### [Task instructions]
List every table alias that appears in the SQL queries of the forum thread.

### [Given passage]
>> BEGIN

If you want the data from the day before a specific date, then use:

SELECT r.*
FROM raw r
WHERE r.date = (SELECT MAX(r2.date) FROM raw r2 WHERE r2.date < ?);

The ? is the specific date.

For the date previous to the maximum date, you could use:

SELECT r.*
FROM raw r
WHERE r.date = (SELECT MAX(r2.date)
                FROM raw r2
                WHERE r2.date < (SELECT MAX(r2.date) FROM raw r3)
               );

Ouch. Two levels of subqueries. That seems cumbersome. A simpler method is:

SELECT r.*
FROM raw r
WHERE r.date = (SELECT DISTINCT r2.date
                FROM raw r2
                ORDER BY r2.DATE DESC
                LIMIT 1 OFFSET 1
               );
1
  • @Avi . . . Given that your question is both about an arbitrary date and the penultimate date, I'm surprised you didn't accept this answer. Jul 9, 2021 at 18:23
1

The query posted by TheWinterCoder should work perfectly if you just change the Order by clause to

rank() over ( order by date desc) date_rank

However, If that somehow doesn't work, You may try below query -

SELECT *
    FROM raw
    WHERE date = (SELECT MAX(date)

>> END

### [Supplied data]
>> BEGIN

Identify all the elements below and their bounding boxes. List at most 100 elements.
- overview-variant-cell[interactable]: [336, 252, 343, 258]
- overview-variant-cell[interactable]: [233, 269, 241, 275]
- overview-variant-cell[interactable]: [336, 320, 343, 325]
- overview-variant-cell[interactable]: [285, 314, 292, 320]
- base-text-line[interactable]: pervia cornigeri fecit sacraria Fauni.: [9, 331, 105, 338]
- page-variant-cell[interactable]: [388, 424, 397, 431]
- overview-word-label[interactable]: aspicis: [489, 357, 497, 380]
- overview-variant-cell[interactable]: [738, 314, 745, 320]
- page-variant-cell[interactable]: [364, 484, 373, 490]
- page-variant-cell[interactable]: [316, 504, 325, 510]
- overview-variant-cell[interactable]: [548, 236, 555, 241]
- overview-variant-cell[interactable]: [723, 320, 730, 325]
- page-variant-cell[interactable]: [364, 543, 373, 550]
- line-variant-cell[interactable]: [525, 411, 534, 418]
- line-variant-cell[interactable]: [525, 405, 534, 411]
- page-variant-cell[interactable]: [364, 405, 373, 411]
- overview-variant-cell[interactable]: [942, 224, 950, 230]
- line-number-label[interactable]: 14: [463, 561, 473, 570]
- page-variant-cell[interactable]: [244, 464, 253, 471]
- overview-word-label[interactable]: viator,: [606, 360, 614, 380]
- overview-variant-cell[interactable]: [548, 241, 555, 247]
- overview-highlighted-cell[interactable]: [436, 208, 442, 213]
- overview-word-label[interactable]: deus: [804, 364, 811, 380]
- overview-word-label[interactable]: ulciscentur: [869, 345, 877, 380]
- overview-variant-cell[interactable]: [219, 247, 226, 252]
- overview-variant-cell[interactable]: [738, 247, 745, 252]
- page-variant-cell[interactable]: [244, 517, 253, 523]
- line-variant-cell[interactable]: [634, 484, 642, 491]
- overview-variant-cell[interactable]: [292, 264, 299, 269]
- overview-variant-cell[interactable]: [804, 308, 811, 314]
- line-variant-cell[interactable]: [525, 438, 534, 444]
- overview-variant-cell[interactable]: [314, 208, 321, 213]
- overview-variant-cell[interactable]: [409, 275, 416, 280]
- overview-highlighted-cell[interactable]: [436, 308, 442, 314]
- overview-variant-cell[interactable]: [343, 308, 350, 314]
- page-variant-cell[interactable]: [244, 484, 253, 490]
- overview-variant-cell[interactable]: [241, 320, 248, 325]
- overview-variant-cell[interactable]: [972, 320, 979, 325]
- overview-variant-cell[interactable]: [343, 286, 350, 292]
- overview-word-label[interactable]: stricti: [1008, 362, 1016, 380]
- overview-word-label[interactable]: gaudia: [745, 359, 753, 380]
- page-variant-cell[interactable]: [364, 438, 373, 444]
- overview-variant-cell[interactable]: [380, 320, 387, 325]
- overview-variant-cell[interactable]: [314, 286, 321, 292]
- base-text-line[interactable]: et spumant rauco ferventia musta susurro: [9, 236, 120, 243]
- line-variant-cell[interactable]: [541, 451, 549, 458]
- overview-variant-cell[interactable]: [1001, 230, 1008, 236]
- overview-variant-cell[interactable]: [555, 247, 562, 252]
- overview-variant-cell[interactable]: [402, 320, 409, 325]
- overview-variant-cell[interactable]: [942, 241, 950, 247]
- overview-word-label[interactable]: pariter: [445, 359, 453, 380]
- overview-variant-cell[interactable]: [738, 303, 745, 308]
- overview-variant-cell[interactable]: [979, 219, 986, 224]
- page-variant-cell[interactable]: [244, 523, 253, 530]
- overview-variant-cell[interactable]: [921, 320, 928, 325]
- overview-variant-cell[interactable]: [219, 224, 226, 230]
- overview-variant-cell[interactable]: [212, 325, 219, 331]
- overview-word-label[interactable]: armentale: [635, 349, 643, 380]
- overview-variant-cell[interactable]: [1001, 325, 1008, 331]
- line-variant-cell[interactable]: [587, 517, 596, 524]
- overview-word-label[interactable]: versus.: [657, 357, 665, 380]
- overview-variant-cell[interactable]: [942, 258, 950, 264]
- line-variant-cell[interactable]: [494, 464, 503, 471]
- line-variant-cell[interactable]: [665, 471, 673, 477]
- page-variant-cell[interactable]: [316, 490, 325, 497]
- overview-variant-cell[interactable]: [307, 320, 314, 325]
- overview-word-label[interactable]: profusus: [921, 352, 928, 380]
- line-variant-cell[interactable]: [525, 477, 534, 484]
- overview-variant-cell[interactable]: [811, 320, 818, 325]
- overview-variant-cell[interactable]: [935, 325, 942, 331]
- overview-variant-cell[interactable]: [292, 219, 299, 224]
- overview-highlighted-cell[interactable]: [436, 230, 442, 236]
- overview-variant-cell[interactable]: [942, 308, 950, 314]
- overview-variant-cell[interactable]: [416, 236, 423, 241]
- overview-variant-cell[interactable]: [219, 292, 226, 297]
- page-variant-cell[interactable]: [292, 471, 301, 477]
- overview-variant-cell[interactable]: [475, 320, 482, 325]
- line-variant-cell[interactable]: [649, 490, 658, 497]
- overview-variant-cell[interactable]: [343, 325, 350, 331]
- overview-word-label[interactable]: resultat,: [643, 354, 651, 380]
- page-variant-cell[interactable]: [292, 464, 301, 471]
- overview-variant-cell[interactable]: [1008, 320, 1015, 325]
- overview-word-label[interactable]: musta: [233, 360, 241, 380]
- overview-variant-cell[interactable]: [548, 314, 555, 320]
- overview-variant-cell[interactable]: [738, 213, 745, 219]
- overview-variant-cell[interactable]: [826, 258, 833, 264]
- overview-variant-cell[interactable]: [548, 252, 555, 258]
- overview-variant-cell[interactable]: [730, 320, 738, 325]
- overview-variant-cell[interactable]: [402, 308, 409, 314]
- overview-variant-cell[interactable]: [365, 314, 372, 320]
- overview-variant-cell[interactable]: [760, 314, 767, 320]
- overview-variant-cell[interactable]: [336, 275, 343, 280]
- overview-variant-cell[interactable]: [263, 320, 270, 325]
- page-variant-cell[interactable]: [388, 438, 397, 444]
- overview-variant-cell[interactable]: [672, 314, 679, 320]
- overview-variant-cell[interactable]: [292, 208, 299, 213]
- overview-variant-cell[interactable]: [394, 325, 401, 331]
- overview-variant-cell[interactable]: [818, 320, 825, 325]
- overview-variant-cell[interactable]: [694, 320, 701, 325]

>> END

### [In response]
r, r2, r3